> _DO THIS_
Omit every picture, then give all the entries again exactly.
• • • • • • •
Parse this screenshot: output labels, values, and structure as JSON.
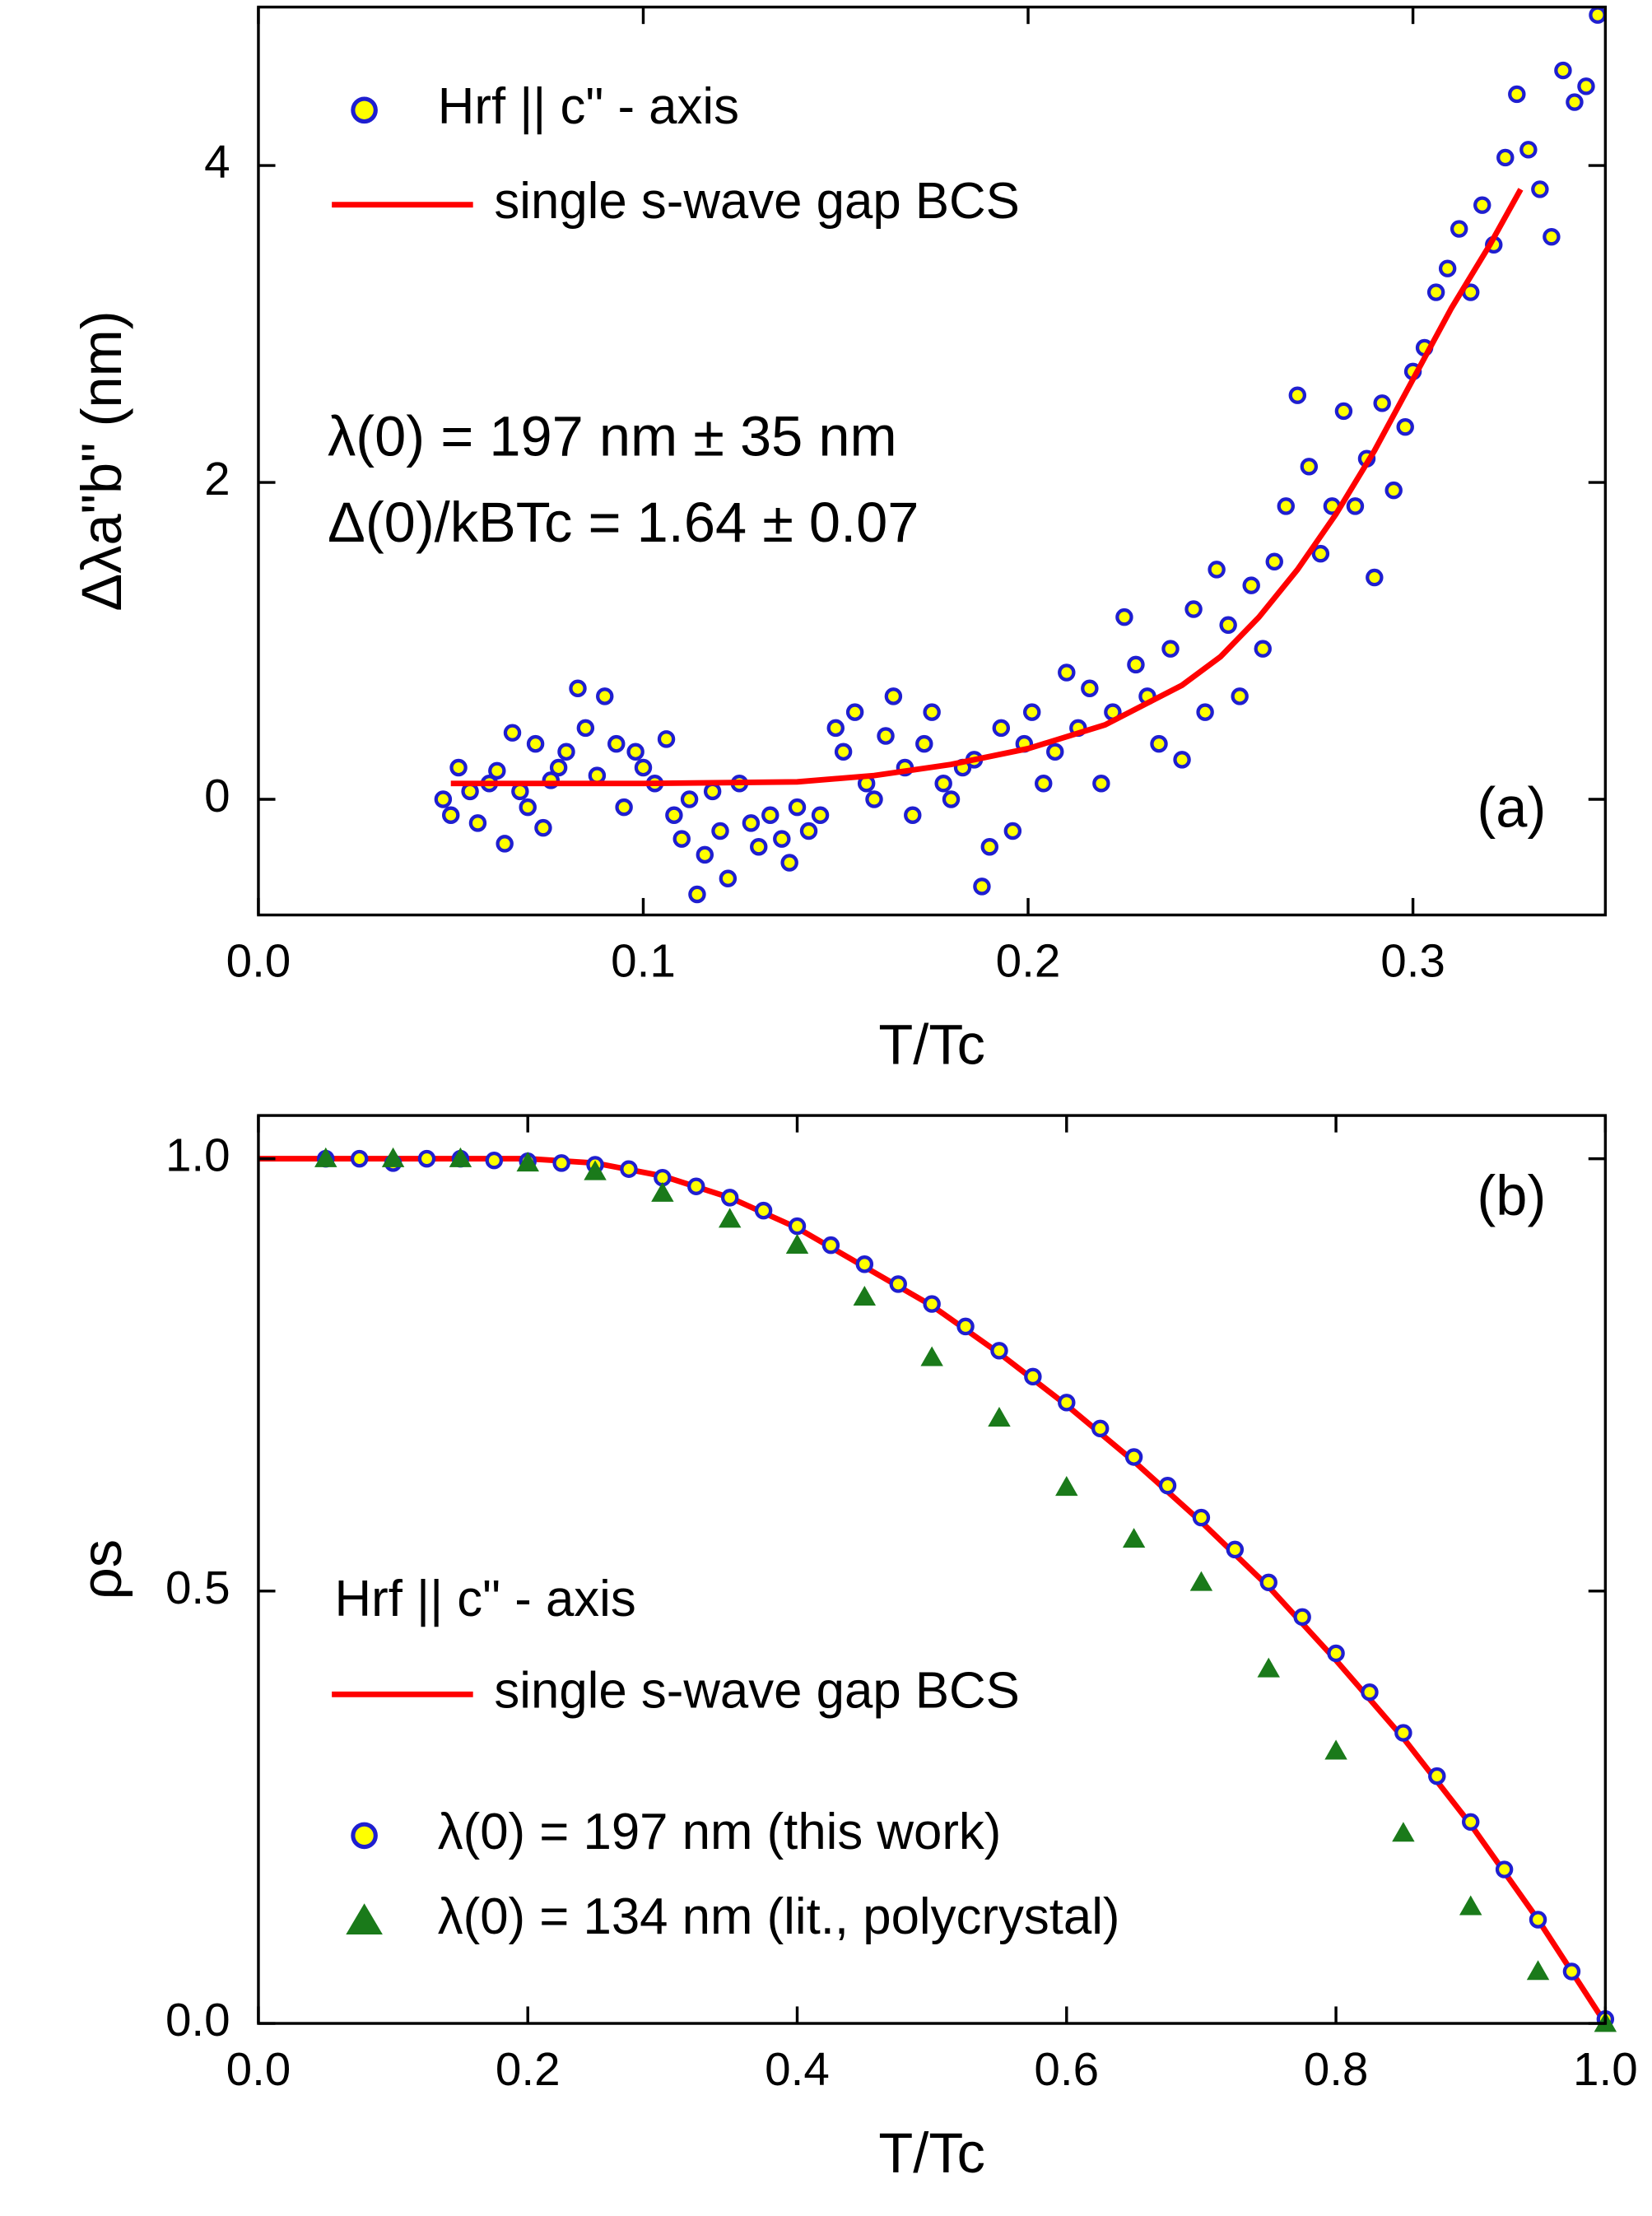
{
  "chart_data": [
    {
      "type": "scatter",
      "xlabel": "T/Tc",
      "ylabel": "Δλa\"b\" (nm)",
      "xlim": [
        0,
        0.35
      ],
      "ylim": [
        -0.73,
        5
      ],
      "xticks": [
        {
          "value": 0,
          "label": "0.0"
        },
        0.1,
        0.2,
        0.3
      ],
      "yticks": [
        0,
        2,
        4
      ],
      "legend": "upper left",
      "annotations": [
        "λ(0) = 197 nm ± 35 nm",
        "Δ(0)/kBTc = 1.64 ± 0.07",
        "(a)"
      ],
      "series": [
        {
          "name": "Hrf || c\" - axis",
          "type": "scatter",
          "color": "#ffff00",
          "edgecolor": "#1f1fd0",
          "x": [
            0.048,
            0.05,
            0.052,
            0.055,
            0.057,
            0.06,
            0.062,
            0.064,
            0.066,
            0.068,
            0.07,
            0.072,
            0.074,
            0.076,
            0.078,
            0.08,
            0.083,
            0.085,
            0.088,
            0.09,
            0.093,
            0.095,
            0.098,
            0.1,
            0.103,
            0.106,
            0.108,
            0.11,
            0.112,
            0.114,
            0.116,
            0.118,
            0.12,
            0.122,
            0.125,
            0.128,
            0.13,
            0.133,
            0.136,
            0.138,
            0.14,
            0.143,
            0.146,
            0.15,
            0.152,
            0.155,
            0.158,
            0.16,
            0.163,
            0.165,
            0.168,
            0.17,
            0.173,
            0.175,
            0.178,
            0.18,
            0.183,
            0.186,
            0.188,
            0.19,
            0.193,
            0.196,
            0.199,
            0.201,
            0.204,
            0.207,
            0.21,
            0.213,
            0.216,
            0.219,
            0.222,
            0.225,
            0.228,
            0.231,
            0.234,
            0.237,
            0.24,
            0.243,
            0.246,
            0.249,
            0.252,
            0.255,
            0.258,
            0.261,
            0.264,
            0.267,
            0.27,
            0.273,
            0.276,
            0.279,
            0.282,
            0.285,
            0.288,
            0.29,
            0.292,
            0.295,
            0.298,
            0.3,
            0.303,
            0.306,
            0.309,
            0.312,
            0.315,
            0.318,
            0.321,
            0.324,
            0.327,
            0.33,
            0.333,
            0.336,
            0.339,
            0.342,
            0.345,
            0.348
          ],
          "values": [
            0.0,
            -0.1,
            0.2,
            0.05,
            -0.15,
            0.1,
            0.18,
            -0.28,
            0.42,
            0.05,
            -0.05,
            0.35,
            -0.18,
            0.12,
            0.2,
            0.3,
            0.7,
            0.45,
            0.15,
            0.65,
            0.35,
            -0.05,
            0.3,
            0.2,
            0.1,
            0.38,
            -0.1,
            -0.25,
            0.0,
            -0.6,
            -0.35,
            0.05,
            -0.2,
            -0.5,
            0.1,
            -0.15,
            -0.3,
            -0.1,
            -0.25,
            -0.4,
            -0.05,
            -0.2,
            -0.1,
            0.45,
            0.3,
            0.55,
            0.1,
            0.0,
            0.4,
            0.65,
            0.2,
            -0.1,
            0.35,
            0.55,
            0.1,
            0.0,
            0.2,
            0.25,
            -0.55,
            -0.3,
            0.45,
            -0.2,
            0.35,
            0.55,
            0.1,
            0.3,
            0.8,
            0.45,
            0.7,
            0.1,
            0.55,
            1.15,
            0.85,
            0.65,
            0.35,
            0.95,
            0.25,
            1.2,
            0.55,
            1.45,
            1.1,
            0.65,
            1.35,
            0.95,
            1.5,
            1.85,
            2.55,
            2.1,
            1.55,
            1.85,
            2.45,
            1.85,
            2.15,
            1.4,
            2.5,
            1.95,
            2.35,
            2.7,
            2.85,
            3.2,
            3.35,
            3.6,
            3.2,
            3.75,
            3.5,
            4.05,
            4.45,
            4.1,
            3.85,
            3.55,
            4.6,
            4.4,
            4.5,
            4.95
          ]
        },
        {
          "name": "single s-wave gap BCS",
          "type": "line",
          "color": "#ff0000",
          "x": [
            0.05,
            0.1,
            0.14,
            0.16,
            0.18,
            0.2,
            0.22,
            0.24,
            0.25,
            0.26,
            0.27,
            0.28,
            0.29,
            0.3,
            0.31,
            0.32,
            0.328
          ],
          "values": [
            0.1,
            0.1,
            0.11,
            0.15,
            0.22,
            0.32,
            0.47,
            0.72,
            0.9,
            1.15,
            1.45,
            1.8,
            2.2,
            2.65,
            3.1,
            3.5,
            3.85
          ]
        }
      ]
    },
    {
      "type": "scatter",
      "xlabel": "T/Tc",
      "ylabel": "ρs",
      "xlim": [
        0,
        1
      ],
      "ylim": [
        0,
        1.05
      ],
      "xticks": [
        {
          "value": 0,
          "label": "0.0"
        },
        0.2,
        0.4,
        0.6,
        0.8,
        {
          "value": 1,
          "label": "1.0"
        }
      ],
      "yticks": [
        {
          "value": 0,
          "label": "0.0"
        },
        0.5,
        {
          "value": 1,
          "label": "1.0"
        }
      ],
      "legend": "lower left",
      "legend_title": "Hrf || c\" - axis",
      "annotations": [
        "(b)"
      ],
      "series": [
        {
          "name": "single s-wave gap BCS",
          "type": "line",
          "color": "#ff0000",
          "x": [
            0,
            0.1,
            0.2,
            0.25,
            0.3,
            0.35,
            0.4,
            0.45,
            0.5,
            0.55,
            0.6,
            0.65,
            0.7,
            0.75,
            0.8,
            0.85,
            0.9,
            0.95,
            1.0
          ],
          "values": [
            1,
            1,
            1,
            0.995,
            0.98,
            0.955,
            0.92,
            0.875,
            0.83,
            0.775,
            0.715,
            0.65,
            0.58,
            0.505,
            0.42,
            0.33,
            0.23,
            0.12,
            0
          ]
        },
        {
          "name": "λ(0) = 197 nm (this work)",
          "type": "scatter",
          "color": "#ffff00",
          "edgecolor": "#1f1fd0",
          "x": [
            0.05,
            0.075,
            0.1,
            0.125,
            0.15,
            0.175,
            0.2,
            0.225,
            0.25,
            0.275,
            0.3,
            0.325,
            0.35,
            0.375,
            0.4,
            0.425,
            0.45,
            0.475,
            0.5,
            0.525,
            0.55,
            0.575,
            0.6,
            0.625,
            0.65,
            0.675,
            0.7,
            0.725,
            0.75,
            0.775,
            0.8,
            0.825,
            0.85,
            0.875,
            0.9,
            0.925,
            0.95,
            0.975,
            1.0
          ],
          "values": [
            1,
            1,
            0.995,
            1,
            1,
            0.998,
            0.997,
            0.995,
            0.993,
            0.988,
            0.978,
            0.968,
            0.955,
            0.94,
            0.922,
            0.9,
            0.878,
            0.855,
            0.832,
            0.806,
            0.778,
            0.748,
            0.718,
            0.688,
            0.655,
            0.622,
            0.585,
            0.548,
            0.51,
            0.47,
            0.428,
            0.383,
            0.336,
            0.286,
            0.233,
            0.178,
            0.12,
            0.06,
            0.005
          ]
        },
        {
          "name": "λ(0) = 134 nm (lit., polycrystal)",
          "type": "triangle",
          "color": "#1a7a1a",
          "x": [
            0.05,
            0.1,
            0.15,
            0.2,
            0.25,
            0.3,
            0.35,
            0.4,
            0.45,
            0.5,
            0.55,
            0.6,
            0.65,
            0.7,
            0.75,
            0.8,
            0.85,
            0.9,
            0.95,
            1.0
          ],
          "values": [
            1,
            1,
            1,
            0.995,
            0.985,
            0.96,
            0.93,
            0.9,
            0.84,
            0.77,
            0.7,
            0.62,
            0.56,
            0.51,
            0.41,
            0.315,
            0.22,
            0.135,
            0.06,
            0
          ]
        }
      ]
    }
  ]
}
• • • • • • •
> _THE SOLUTION_
Parse this screenshot: output labels, values, and structure as JSON.
{
  "chart_data": [
    {
      "type": "scatter",
      "xlabel": "T/Tc",
      "ylabel": "Δλa\"b\" (nm)",
      "xlim": [
        0,
        0.35
      ],
      "ylim": [
        -0.73,
        5
      ],
      "xticks": [
        {
          "value": 0,
          "label": "0.0"
        },
        0.1,
        0.2,
        0.3
      ],
      "yticks": [
        0,
        2,
        4
      ],
      "legend": "upper left",
      "annotations": [
        "λ(0) = 197 nm ± 35 nm",
        "Δ(0)/kBTc = 1.64 ± 0.07",
        "(a)"
      ],
      "series": [
        {
          "name": "Hrf || c\" - axis",
          "type": "scatter",
          "color": "#ffff00",
          "edgecolor": "#1f1fd0",
          "x": [
            0.048,
            0.05,
            0.052,
            0.055,
            0.057,
            0.06,
            0.062,
            0.064,
            0.066,
            0.068,
            0.07,
            0.072,
            0.074,
            0.076,
            0.078,
            0.08,
            0.083,
            0.085,
            0.088,
            0.09,
            0.093,
            0.095,
            0.098,
            0.1,
            0.103,
            0.106,
            0.108,
            0.11,
            0.112,
            0.114,
            0.116,
            0.118,
            0.12,
            0.122,
            0.125,
            0.128,
            0.13,
            0.133,
            0.136,
            0.138,
            0.14,
            0.143,
            0.146,
            0.15,
            0.152,
            0.155,
            0.158,
            0.16,
            0.163,
            0.165,
            0.168,
            0.17,
            0.173,
            0.175,
            0.178,
            0.18,
            0.183,
            0.186,
            0.188,
            0.19,
            0.193,
            0.196,
            0.199,
            0.201,
            0.204,
            0.207,
            0.21,
            0.213,
            0.216,
            0.219,
            0.222,
            0.225,
            0.228,
            0.231,
            0.234,
            0.237,
            0.24,
            0.243,
            0.246,
            0.249,
            0.252,
            0.255,
            0.258,
            0.261,
            0.264,
            0.267,
            0.27,
            0.273,
            0.276,
            0.279,
            0.282,
            0.285,
            0.288,
            0.29,
            0.292,
            0.295,
            0.298,
            0.3,
            0.303,
            0.306,
            0.309,
            0.312,
            0.315,
            0.318,
            0.321,
            0.324,
            0.327,
            0.33,
            0.333,
            0.336,
            0.339,
            0.342,
            0.345,
            0.348
          ],
          "values": [
            0.0,
            -0.1,
            0.2,
            0.05,
            -0.15,
            0.1,
            0.18,
            -0.28,
            0.42,
            0.05,
            -0.05,
            0.35,
            -0.18,
            0.12,
            0.2,
            0.3,
            0.7,
            0.45,
            0.15,
            0.65,
            0.35,
            -0.05,
            0.3,
            0.2,
            0.1,
            0.38,
            -0.1,
            -0.25,
            0.0,
            -0.6,
            -0.35,
            0.05,
            -0.2,
            -0.5,
            0.1,
            -0.15,
            -0.3,
            -0.1,
            -0.25,
            -0.4,
            -0.05,
            -0.2,
            -0.1,
            0.45,
            0.3,
            0.55,
            0.1,
            0.0,
            0.4,
            0.65,
            0.2,
            -0.1,
            0.35,
            0.55,
            0.1,
            0.0,
            0.2,
            0.25,
            -0.55,
            -0.3,
            0.45,
            -0.2,
            0.35,
            0.55,
            0.1,
            0.3,
            0.8,
            0.45,
            0.7,
            0.1,
            0.55,
            1.15,
            0.85,
            0.65,
            0.35,
            0.95,
            0.25,
            1.2,
            0.55,
            1.45,
            1.1,
            0.65,
            1.35,
            0.95,
            1.5,
            1.85,
            2.55,
            2.1,
            1.55,
            1.85,
            2.45,
            1.85,
            2.15,
            1.4,
            2.5,
            1.95,
            2.35,
            2.7,
            2.85,
            3.2,
            3.35,
            3.6,
            3.2,
            3.75,
            3.5,
            4.05,
            4.45,
            4.1,
            3.85,
            3.55,
            4.6,
            4.4,
            4.5,
            4.95
          ]
        },
        {
          "name": "single s-wave gap BCS",
          "type": "line",
          "color": "#ff0000",
          "x": [
            0.05,
            0.1,
            0.14,
            0.16,
            0.18,
            0.2,
            0.22,
            0.24,
            0.25,
            0.26,
            0.27,
            0.28,
            0.29,
            0.3,
            0.31,
            0.32,
            0.328
          ],
          "values": [
            0.1,
            0.1,
            0.11,
            0.15,
            0.22,
            0.32,
            0.47,
            0.72,
            0.9,
            1.15,
            1.45,
            1.8,
            2.2,
            2.65,
            3.1,
            3.5,
            3.85
          ]
        }
      ]
    },
    {
      "type": "scatter",
      "xlabel": "T/Tc",
      "ylabel": "ρs",
      "xlim": [
        0,
        1
      ],
      "ylim": [
        0,
        1.05
      ],
      "xticks": [
        {
          "value": 0,
          "label": "0.0"
        },
        0.2,
        0.4,
        0.6,
        0.8,
        {
          "value": 1,
          "label": "1.0"
        }
      ],
      "yticks": [
        {
          "value": 0,
          "label": "0.0"
        },
        0.5,
        {
          "value": 1,
          "label": "1.0"
        }
      ],
      "legend": "lower left",
      "legend_title": "Hrf || c\" - axis",
      "annotations": [
        "(b)"
      ],
      "series": [
        {
          "name": "single s-wave gap BCS",
          "type": "line",
          "color": "#ff0000",
          "x": [
            0,
            0.1,
            0.2,
            0.25,
            0.3,
            0.35,
            0.4,
            0.45,
            0.5,
            0.55,
            0.6,
            0.65,
            0.7,
            0.75,
            0.8,
            0.85,
            0.9,
            0.95,
            1.0
          ],
          "values": [
            1,
            1,
            1,
            0.995,
            0.98,
            0.955,
            0.92,
            0.875,
            0.83,
            0.775,
            0.715,
            0.65,
            0.58,
            0.505,
            0.42,
            0.33,
            0.23,
            0.12,
            0
          ]
        },
        {
          "name": "λ(0) = 197 nm (this work)",
          "type": "scatter",
          "color": "#ffff00",
          "edgecolor": "#1f1fd0",
          "x": [
            0.05,
            0.075,
            0.1,
            0.125,
            0.15,
            0.175,
            0.2,
            0.225,
            0.25,
            0.275,
            0.3,
            0.325,
            0.35,
            0.375,
            0.4,
            0.425,
            0.45,
            0.475,
            0.5,
            0.525,
            0.55,
            0.575,
            0.6,
            0.625,
            0.65,
            0.675,
            0.7,
            0.725,
            0.75,
            0.775,
            0.8,
            0.825,
            0.85,
            0.875,
            0.9,
            0.925,
            0.95,
            0.975,
            1.0
          ],
          "values": [
            1,
            1,
            0.995,
            1,
            1,
            0.998,
            0.997,
            0.995,
            0.993,
            0.988,
            0.978,
            0.968,
            0.955,
            0.94,
            0.922,
            0.9,
            0.878,
            0.855,
            0.832,
            0.806,
            0.778,
            0.748,
            0.718,
            0.688,
            0.655,
            0.622,
            0.585,
            0.548,
            0.51,
            0.47,
            0.428,
            0.383,
            0.336,
            0.286,
            0.233,
            0.178,
            0.12,
            0.06,
            0.005
          ]
        },
        {
          "name": "λ(0) = 134 nm (lit., polycrystal)",
          "type": "triangle",
          "color": "#1a7a1a",
          "x": [
            0.05,
            0.1,
            0.15,
            0.2,
            0.25,
            0.3,
            0.35,
            0.4,
            0.45,
            0.5,
            0.55,
            0.6,
            0.65,
            0.7,
            0.75,
            0.8,
            0.85,
            0.9,
            0.95,
            1.0
          ],
          "values": [
            1,
            1,
            1,
            0.995,
            0.985,
            0.96,
            0.93,
            0.9,
            0.84,
            0.77,
            0.7,
            0.62,
            0.56,
            0.51,
            0.41,
            0.315,
            0.22,
            0.135,
            0.06,
            0
          ]
        }
      ]
    }
  ]
}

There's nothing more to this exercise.